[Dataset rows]
BEGIN
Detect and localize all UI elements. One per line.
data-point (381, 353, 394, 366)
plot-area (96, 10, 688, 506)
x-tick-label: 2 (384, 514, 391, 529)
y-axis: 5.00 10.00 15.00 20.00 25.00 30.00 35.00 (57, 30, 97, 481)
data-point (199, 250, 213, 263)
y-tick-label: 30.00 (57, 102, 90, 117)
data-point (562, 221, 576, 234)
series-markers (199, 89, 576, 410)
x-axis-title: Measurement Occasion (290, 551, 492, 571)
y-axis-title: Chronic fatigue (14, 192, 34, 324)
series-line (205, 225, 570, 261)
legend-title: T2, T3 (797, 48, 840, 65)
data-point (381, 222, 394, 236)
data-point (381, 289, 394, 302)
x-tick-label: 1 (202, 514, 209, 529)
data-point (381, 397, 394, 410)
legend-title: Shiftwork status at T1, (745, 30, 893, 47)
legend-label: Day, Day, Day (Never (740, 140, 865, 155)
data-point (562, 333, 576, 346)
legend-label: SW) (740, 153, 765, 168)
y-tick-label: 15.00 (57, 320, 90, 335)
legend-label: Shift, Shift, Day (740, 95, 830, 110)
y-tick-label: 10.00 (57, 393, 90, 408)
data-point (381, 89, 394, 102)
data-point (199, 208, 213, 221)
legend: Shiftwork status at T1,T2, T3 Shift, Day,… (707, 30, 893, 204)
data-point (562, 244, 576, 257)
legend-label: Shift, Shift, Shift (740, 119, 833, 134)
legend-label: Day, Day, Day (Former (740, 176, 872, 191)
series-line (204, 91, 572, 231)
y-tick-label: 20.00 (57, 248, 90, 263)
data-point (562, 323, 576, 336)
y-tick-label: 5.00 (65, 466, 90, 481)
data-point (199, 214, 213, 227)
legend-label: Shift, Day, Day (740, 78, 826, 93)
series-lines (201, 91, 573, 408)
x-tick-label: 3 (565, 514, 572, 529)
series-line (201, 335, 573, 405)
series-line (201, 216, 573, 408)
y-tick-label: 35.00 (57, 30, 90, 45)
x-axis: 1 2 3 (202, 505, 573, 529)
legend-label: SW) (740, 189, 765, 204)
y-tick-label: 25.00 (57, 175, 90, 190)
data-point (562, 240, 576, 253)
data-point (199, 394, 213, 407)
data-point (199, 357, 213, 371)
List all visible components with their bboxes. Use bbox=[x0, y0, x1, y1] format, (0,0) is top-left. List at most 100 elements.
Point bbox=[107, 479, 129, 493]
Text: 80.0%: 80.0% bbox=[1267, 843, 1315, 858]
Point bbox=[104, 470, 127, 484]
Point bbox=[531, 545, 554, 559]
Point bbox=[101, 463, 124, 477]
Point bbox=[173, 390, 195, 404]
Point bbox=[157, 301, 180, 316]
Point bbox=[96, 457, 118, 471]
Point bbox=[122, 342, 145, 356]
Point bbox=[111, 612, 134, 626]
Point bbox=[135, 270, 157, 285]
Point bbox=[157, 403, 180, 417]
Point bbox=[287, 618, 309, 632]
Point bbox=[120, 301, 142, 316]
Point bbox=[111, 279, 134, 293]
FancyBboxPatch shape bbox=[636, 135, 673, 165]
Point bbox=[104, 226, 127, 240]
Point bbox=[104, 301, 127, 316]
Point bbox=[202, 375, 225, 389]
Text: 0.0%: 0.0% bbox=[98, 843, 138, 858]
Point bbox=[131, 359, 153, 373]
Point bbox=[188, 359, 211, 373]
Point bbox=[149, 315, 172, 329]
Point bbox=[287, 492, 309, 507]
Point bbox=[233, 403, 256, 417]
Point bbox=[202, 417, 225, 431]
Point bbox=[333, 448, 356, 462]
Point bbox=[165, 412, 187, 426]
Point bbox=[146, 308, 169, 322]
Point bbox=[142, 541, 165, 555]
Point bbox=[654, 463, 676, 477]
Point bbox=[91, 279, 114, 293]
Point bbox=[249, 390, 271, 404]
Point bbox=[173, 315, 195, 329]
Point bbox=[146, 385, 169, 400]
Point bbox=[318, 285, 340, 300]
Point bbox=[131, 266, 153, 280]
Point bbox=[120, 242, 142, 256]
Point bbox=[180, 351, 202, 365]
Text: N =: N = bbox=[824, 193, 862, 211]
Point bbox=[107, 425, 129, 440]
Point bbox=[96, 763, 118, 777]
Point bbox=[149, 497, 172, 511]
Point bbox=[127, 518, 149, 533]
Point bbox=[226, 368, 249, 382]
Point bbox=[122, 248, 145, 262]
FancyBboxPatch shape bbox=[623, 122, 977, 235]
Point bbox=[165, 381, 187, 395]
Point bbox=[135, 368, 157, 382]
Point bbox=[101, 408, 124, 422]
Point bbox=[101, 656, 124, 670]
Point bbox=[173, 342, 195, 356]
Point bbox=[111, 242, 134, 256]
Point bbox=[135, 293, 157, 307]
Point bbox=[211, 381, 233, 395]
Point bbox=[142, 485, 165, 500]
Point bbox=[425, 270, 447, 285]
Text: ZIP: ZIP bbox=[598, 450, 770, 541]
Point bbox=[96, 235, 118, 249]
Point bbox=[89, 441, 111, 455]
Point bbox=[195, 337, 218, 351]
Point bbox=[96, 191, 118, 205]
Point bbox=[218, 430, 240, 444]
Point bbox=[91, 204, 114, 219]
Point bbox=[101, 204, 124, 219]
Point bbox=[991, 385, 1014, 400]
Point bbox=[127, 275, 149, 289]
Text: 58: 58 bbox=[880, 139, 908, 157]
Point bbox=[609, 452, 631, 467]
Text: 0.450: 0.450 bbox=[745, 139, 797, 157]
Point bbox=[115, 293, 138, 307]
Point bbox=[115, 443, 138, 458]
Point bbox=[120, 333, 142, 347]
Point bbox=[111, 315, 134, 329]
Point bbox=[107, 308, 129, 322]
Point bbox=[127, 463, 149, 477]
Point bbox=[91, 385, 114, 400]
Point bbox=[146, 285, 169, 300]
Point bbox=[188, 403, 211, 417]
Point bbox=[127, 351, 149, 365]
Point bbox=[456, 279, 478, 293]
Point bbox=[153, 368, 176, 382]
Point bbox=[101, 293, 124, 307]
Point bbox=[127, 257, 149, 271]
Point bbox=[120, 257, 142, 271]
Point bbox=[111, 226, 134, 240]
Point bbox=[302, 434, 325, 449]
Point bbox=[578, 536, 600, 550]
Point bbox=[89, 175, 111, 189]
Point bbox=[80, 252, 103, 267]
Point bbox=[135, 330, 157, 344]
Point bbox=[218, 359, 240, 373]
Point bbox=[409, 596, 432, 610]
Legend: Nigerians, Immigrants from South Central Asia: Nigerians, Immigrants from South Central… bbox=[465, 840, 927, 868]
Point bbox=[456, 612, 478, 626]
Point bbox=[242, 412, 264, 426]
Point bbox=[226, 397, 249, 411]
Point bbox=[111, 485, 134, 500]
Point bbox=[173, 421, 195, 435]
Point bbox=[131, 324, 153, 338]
END
WHAT TO PRODUCE — Copy these rows out again line for line, changing nothing.

TASK RESULT —
Detect and localize all UI elements. One per line.
data-point (381, 353, 394, 366)
plot-area (96, 10, 688, 506)
x-tick-label: 2 (384, 514, 391, 529)
y-axis: 5.00 10.00 15.00 20.00 25.00 30.00 35.00 (57, 30, 97, 481)
data-point (199, 250, 213, 263)
y-tick-label: 30.00 (57, 102, 90, 117)
data-point (562, 221, 576, 234)
series-markers (199, 89, 576, 410)
x-axis-title: Measurement Occasion (290, 551, 492, 571)
y-axis-title: Chronic fatigue (14, 192, 34, 324)
series-line (205, 225, 570, 261)
legend-title: T2, T3 (797, 48, 840, 65)
data-point (381, 222, 394, 236)
data-point (381, 289, 394, 302)
x-tick-label: 1 (202, 514, 209, 529)
data-point (381, 397, 394, 410)
legend-title: Shiftwork status at T1, (745, 30, 893, 47)
legend-label: Day, Day, Day (Never (740, 140, 865, 155)
data-point (562, 333, 576, 346)
legend-label: SW) (740, 153, 765, 168)
y-tick-label: 15.00 (57, 320, 90, 335)
legend-label: Shift, Shift, Day (740, 95, 830, 110)
y-tick-label: 10.00 (57, 393, 90, 408)
data-point (381, 89, 394, 102)
data-point (199, 208, 213, 221)
legend: Shiftwork status at T1,T2, T3 Shift, Day,… (707, 30, 893, 204)
data-point (562, 244, 576, 257)
legend-label: Shift, Shift, Shift (740, 119, 833, 134)
legend-label: Day, Day, Day (Former (740, 176, 872, 191)
series-line (204, 91, 572, 231)
y-tick-label: 20.00 (57, 248, 90, 263)
data-point (562, 323, 576, 336)
y-tick-label: 5.00 (65, 466, 90, 481)
data-point (199, 214, 213, 227)
legend-label: Shift, Day, Day (740, 78, 826, 93)
series-lines (201, 91, 573, 408)
x-tick-label: 3 (565, 514, 572, 529)
series-line (201, 335, 573, 405)
series-line (201, 216, 573, 408)
y-tick-label: 35.00 (57, 30, 90, 45)
x-axis: 1 2 3 (202, 505, 573, 529)
legend-label: SW) (740, 189, 765, 204)
y-tick-label: 25.00 (57, 175, 90, 190)
data-point (562, 240, 576, 253)
data-point (199, 394, 213, 407)
data-point (199, 357, 213, 371)
List all visible components with their bboxes. Use bbox=[x0, y0, x1, y1] format, (0,0) is top-left. List at most 100 elements.
Point bbox=[107, 479, 129, 493]
Text: 80.0%: 80.0% bbox=[1267, 843, 1315, 858]
Point bbox=[104, 470, 127, 484]
Point bbox=[531, 545, 554, 559]
Point bbox=[101, 463, 124, 477]
Point bbox=[173, 390, 195, 404]
Point bbox=[157, 301, 180, 316]
Point bbox=[96, 457, 118, 471]
Point bbox=[122, 342, 145, 356]
Point bbox=[111, 612, 134, 626]
Point bbox=[135, 270, 157, 285]
Point bbox=[157, 403, 180, 417]
Point bbox=[287, 618, 309, 632]
Point bbox=[120, 301, 142, 316]
Point bbox=[111, 279, 134, 293]
FancyBboxPatch shape bbox=[636, 135, 673, 165]
Point bbox=[104, 226, 127, 240]
Point bbox=[104, 301, 127, 316]
Point bbox=[202, 375, 225, 389]
Text: 0.0%: 0.0% bbox=[98, 843, 138, 858]
Point bbox=[131, 359, 153, 373]
Point bbox=[188, 359, 211, 373]
Point bbox=[149, 315, 172, 329]
Point bbox=[287, 492, 309, 507]
Point bbox=[233, 403, 256, 417]
Point bbox=[202, 417, 225, 431]
Point bbox=[333, 448, 356, 462]
Point bbox=[165, 412, 187, 426]
Point bbox=[146, 308, 169, 322]
Point bbox=[142, 541, 165, 555]
Point bbox=[654, 463, 676, 477]
Point bbox=[91, 279, 114, 293]
Point bbox=[249, 390, 271, 404]
Point bbox=[173, 315, 195, 329]
Point bbox=[146, 385, 169, 400]
Point bbox=[318, 285, 340, 300]
Point bbox=[131, 266, 153, 280]
Point bbox=[120, 242, 142, 256]
Point bbox=[180, 351, 202, 365]
Text: N =: N = bbox=[824, 193, 862, 211]
Point bbox=[107, 425, 129, 440]
Point bbox=[96, 763, 118, 777]
Point bbox=[149, 497, 172, 511]
Point bbox=[127, 518, 149, 533]
Point bbox=[226, 368, 249, 382]
Point bbox=[122, 248, 145, 262]
FancyBboxPatch shape bbox=[623, 122, 977, 235]
Point bbox=[165, 381, 187, 395]
Point bbox=[135, 368, 157, 382]
Point bbox=[101, 408, 124, 422]
Point bbox=[101, 656, 124, 670]
Point bbox=[173, 342, 195, 356]
Point bbox=[111, 242, 134, 256]
Point bbox=[135, 293, 157, 307]
Point bbox=[211, 381, 233, 395]
Point bbox=[142, 485, 165, 500]
Point bbox=[425, 270, 447, 285]
Text: ZIP: ZIP bbox=[598, 450, 770, 541]
Point bbox=[96, 235, 118, 249]
Point bbox=[89, 441, 111, 455]
Point bbox=[195, 337, 218, 351]
Point bbox=[96, 191, 118, 205]
Point bbox=[218, 430, 240, 444]
Point bbox=[91, 204, 114, 219]
Point bbox=[101, 204, 124, 219]
Point bbox=[991, 385, 1014, 400]
Point bbox=[127, 275, 149, 289]
Text: 58: 58 bbox=[880, 139, 908, 157]
Point bbox=[609, 452, 631, 467]
Text: 0.450: 0.450 bbox=[745, 139, 797, 157]
Point bbox=[115, 293, 138, 307]
Point bbox=[115, 443, 138, 458]
Point bbox=[120, 333, 142, 347]
Point bbox=[111, 315, 134, 329]
Point bbox=[107, 308, 129, 322]
Point bbox=[127, 463, 149, 477]
Point bbox=[91, 385, 114, 400]
Point bbox=[146, 285, 169, 300]
Point bbox=[188, 403, 211, 417]
Point bbox=[127, 351, 149, 365]
Point bbox=[456, 279, 478, 293]
Point bbox=[153, 368, 176, 382]
Point bbox=[101, 293, 124, 307]
Point bbox=[127, 257, 149, 271]
Point bbox=[120, 257, 142, 271]
Point bbox=[111, 226, 134, 240]
Point bbox=[302, 434, 325, 449]
Point bbox=[578, 536, 600, 550]
Point bbox=[89, 175, 111, 189]
Point bbox=[80, 252, 103, 267]
Point bbox=[135, 330, 157, 344]
Point bbox=[218, 359, 240, 373]
Point bbox=[409, 596, 432, 610]
Legend: Nigerians, Immigrants from South Central Asia: Nigerians, Immigrants from South Central… bbox=[465, 840, 927, 868]
Point bbox=[456, 612, 478, 626]
Point bbox=[242, 412, 264, 426]
Point bbox=[226, 397, 249, 411]
Point bbox=[111, 485, 134, 500]
Point bbox=[173, 421, 195, 435]
Point bbox=[131, 324, 153, 338]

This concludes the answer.